___ Given data
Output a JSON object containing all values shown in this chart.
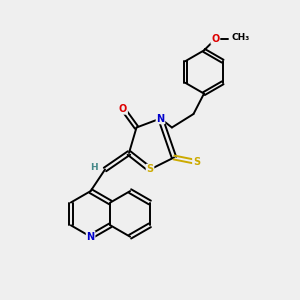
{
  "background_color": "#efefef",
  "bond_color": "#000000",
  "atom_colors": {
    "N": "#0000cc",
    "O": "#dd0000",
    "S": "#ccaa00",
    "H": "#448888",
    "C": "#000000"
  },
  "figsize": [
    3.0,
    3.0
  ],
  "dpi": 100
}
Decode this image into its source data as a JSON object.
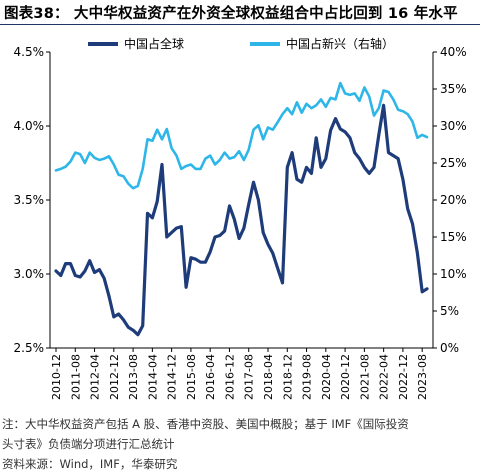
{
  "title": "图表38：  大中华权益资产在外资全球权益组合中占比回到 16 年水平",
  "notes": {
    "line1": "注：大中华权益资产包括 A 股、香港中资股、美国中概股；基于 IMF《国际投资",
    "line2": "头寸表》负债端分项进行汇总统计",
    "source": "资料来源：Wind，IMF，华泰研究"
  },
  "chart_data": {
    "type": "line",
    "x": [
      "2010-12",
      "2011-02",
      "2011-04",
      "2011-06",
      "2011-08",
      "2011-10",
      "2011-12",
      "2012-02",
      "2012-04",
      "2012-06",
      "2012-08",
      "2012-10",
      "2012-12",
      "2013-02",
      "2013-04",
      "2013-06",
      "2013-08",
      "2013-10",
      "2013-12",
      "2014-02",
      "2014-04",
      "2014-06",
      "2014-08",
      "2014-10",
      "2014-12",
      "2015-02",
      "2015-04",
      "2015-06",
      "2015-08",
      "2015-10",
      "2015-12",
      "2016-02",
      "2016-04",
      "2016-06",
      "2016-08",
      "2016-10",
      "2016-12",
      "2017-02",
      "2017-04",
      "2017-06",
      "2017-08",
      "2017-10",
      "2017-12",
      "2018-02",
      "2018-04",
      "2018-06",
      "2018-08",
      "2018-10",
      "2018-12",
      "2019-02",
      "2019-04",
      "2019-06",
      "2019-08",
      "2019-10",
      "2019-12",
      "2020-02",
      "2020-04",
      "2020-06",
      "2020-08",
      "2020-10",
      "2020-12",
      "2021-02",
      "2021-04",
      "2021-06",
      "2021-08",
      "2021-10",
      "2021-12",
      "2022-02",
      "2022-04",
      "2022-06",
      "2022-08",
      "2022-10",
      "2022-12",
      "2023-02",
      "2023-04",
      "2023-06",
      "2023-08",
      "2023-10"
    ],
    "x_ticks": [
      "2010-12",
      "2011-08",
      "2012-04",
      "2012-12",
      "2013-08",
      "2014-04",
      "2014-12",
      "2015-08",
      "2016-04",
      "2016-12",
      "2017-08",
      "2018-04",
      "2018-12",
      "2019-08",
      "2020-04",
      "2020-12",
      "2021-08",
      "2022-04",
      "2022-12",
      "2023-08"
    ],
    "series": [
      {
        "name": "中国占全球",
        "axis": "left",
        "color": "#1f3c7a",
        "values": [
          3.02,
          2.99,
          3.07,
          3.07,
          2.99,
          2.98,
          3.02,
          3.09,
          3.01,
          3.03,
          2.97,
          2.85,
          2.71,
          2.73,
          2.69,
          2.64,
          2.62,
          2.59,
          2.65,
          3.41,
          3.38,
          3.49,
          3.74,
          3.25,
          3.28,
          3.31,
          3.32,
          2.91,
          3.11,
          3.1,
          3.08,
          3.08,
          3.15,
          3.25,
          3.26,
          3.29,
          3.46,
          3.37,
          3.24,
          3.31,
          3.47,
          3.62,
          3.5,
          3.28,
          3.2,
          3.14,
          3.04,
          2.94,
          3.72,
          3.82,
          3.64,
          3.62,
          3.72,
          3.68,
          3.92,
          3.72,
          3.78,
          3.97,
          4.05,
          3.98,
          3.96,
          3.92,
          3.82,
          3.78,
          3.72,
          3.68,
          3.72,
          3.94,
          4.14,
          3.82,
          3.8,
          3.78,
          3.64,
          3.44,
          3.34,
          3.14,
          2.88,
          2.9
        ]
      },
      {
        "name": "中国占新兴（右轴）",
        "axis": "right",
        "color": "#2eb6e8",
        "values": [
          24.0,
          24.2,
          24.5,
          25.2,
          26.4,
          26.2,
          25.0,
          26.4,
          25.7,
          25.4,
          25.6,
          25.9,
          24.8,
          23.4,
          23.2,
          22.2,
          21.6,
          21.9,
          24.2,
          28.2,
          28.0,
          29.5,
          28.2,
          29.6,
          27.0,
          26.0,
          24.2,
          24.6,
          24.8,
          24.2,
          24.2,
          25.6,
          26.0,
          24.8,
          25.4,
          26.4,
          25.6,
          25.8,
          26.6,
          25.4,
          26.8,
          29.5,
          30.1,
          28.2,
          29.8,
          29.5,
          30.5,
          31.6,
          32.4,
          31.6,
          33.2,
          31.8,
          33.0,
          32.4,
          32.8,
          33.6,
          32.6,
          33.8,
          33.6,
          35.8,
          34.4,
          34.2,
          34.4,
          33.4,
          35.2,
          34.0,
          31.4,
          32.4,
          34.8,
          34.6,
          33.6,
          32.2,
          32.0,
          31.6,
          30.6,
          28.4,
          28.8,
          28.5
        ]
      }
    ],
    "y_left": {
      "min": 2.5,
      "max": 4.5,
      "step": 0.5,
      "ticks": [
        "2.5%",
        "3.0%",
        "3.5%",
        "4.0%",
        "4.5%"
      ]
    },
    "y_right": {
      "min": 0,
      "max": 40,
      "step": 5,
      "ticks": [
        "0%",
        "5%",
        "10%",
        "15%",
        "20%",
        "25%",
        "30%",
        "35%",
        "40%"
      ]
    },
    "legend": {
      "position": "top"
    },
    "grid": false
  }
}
______
▶ **Given exercise**
Take the listing above and restate it word for word, without its pictures.

▶ **The result**
Output a JSON object containing all values shown in this chart.
{
  "background_color": "#efefef",
  "bond_color": "#000000",
  "atom_colors": {
    "N": "#0000cc",
    "O": "#dd0000",
    "S": "#ccaa00",
    "H": "#448888",
    "C": "#000000"
  },
  "figsize": [
    3.0,
    3.0
  ],
  "dpi": 100
}
Decode this image into its source data as a JSON object.
{
  "title": "图表38：  大中华权益资产在外资全球权益组合中占比回到 16 年水平",
  "notes": {
    "line1": "注：大中华权益资产包括 A 股、香港中资股、美国中概股；基于 IMF《国际投资",
    "line2": "头寸表》负债端分项进行汇总统计",
    "source": "资料来源：Wind，IMF，华泰研究"
  },
  "chart_data": {
    "type": "line",
    "x": [
      "2010-12",
      "2011-02",
      "2011-04",
      "2011-06",
      "2011-08",
      "2011-10",
      "2011-12",
      "2012-02",
      "2012-04",
      "2012-06",
      "2012-08",
      "2012-10",
      "2012-12",
      "2013-02",
      "2013-04",
      "2013-06",
      "2013-08",
      "2013-10",
      "2013-12",
      "2014-02",
      "2014-04",
      "2014-06",
      "2014-08",
      "2014-10",
      "2014-12",
      "2015-02",
      "2015-04",
      "2015-06",
      "2015-08",
      "2015-10",
      "2015-12",
      "2016-02",
      "2016-04",
      "2016-06",
      "2016-08",
      "2016-10",
      "2016-12",
      "2017-02",
      "2017-04",
      "2017-06",
      "2017-08",
      "2017-10",
      "2017-12",
      "2018-02",
      "2018-04",
      "2018-06",
      "2018-08",
      "2018-10",
      "2018-12",
      "2019-02",
      "2019-04",
      "2019-06",
      "2019-08",
      "2019-10",
      "2019-12",
      "2020-02",
      "2020-04",
      "2020-06",
      "2020-08",
      "2020-10",
      "2020-12",
      "2021-02",
      "2021-04",
      "2021-06",
      "2021-08",
      "2021-10",
      "2021-12",
      "2022-02",
      "2022-04",
      "2022-06",
      "2022-08",
      "2022-10",
      "2022-12",
      "2023-02",
      "2023-04",
      "2023-06",
      "2023-08",
      "2023-10"
    ],
    "x_ticks": [
      "2010-12",
      "2011-08",
      "2012-04",
      "2012-12",
      "2013-08",
      "2014-04",
      "2014-12",
      "2015-08",
      "2016-04",
      "2016-12",
      "2017-08",
      "2018-04",
      "2018-12",
      "2019-08",
      "2020-04",
      "2020-12",
      "2021-08",
      "2022-04",
      "2022-12",
      "2023-08"
    ],
    "series": [
      {
        "name": "中国占全球",
        "axis": "left",
        "color": "#1f3c7a",
        "values": [
          3.02,
          2.99,
          3.07,
          3.07,
          2.99,
          2.98,
          3.02,
          3.09,
          3.01,
          3.03,
          2.97,
          2.85,
          2.71,
          2.73,
          2.69,
          2.64,
          2.62,
          2.59,
          2.65,
          3.41,
          3.38,
          3.49,
          3.74,
          3.25,
          3.28,
          3.31,
          3.32,
          2.91,
          3.11,
          3.1,
          3.08,
          3.08,
          3.15,
          3.25,
          3.26,
          3.29,
          3.46,
          3.37,
          3.24,
          3.31,
          3.47,
          3.62,
          3.5,
          3.28,
          3.2,
          3.14,
          3.04,
          2.94,
          3.72,
          3.82,
          3.64,
          3.62,
          3.72,
          3.68,
          3.92,
          3.72,
          3.78,
          3.97,
          4.05,
          3.98,
          3.96,
          3.92,
          3.82,
          3.78,
          3.72,
          3.68,
          3.72,
          3.94,
          4.14,
          3.82,
          3.8,
          3.78,
          3.64,
          3.44,
          3.34,
          3.14,
          2.88,
          2.9
        ]
      },
      {
        "name": "中国占新兴（右轴）",
        "axis": "right",
        "color": "#2eb6e8",
        "values": [
          24.0,
          24.2,
          24.5,
          25.2,
          26.4,
          26.2,
          25.0,
          26.4,
          25.7,
          25.4,
          25.6,
          25.9,
          24.8,
          23.4,
          23.2,
          22.2,
          21.6,
          21.9,
          24.2,
          28.2,
          28.0,
          29.5,
          28.2,
          29.6,
          27.0,
          26.0,
          24.2,
          24.6,
          24.8,
          24.2,
          24.2,
          25.6,
          26.0,
          24.8,
          25.4,
          26.4,
          25.6,
          25.8,
          26.6,
          25.4,
          26.8,
          29.5,
          30.1,
          28.2,
          29.8,
          29.5,
          30.5,
          31.6,
          32.4,
          31.6,
          33.2,
          31.8,
          33.0,
          32.4,
          32.8,
          33.6,
          32.6,
          33.8,
          33.6,
          35.8,
          34.4,
          34.2,
          34.4,
          33.4,
          35.2,
          34.0,
          31.4,
          32.4,
          34.8,
          34.6,
          33.6,
          32.2,
          32.0,
          31.6,
          30.6,
          28.4,
          28.8,
          28.5
        ]
      }
    ],
    "y_left": {
      "min": 2.5,
      "max": 4.5,
      "step": 0.5,
      "ticks": [
        "2.5%",
        "3.0%",
        "3.5%",
        "4.0%",
        "4.5%"
      ]
    },
    "y_right": {
      "min": 0,
      "max": 40,
      "step": 5,
      "ticks": [
        "0%",
        "5%",
        "10%",
        "15%",
        "20%",
        "25%",
        "30%",
        "35%",
        "40%"
      ]
    },
    "legend": {
      "position": "top"
    },
    "grid": false
  }
}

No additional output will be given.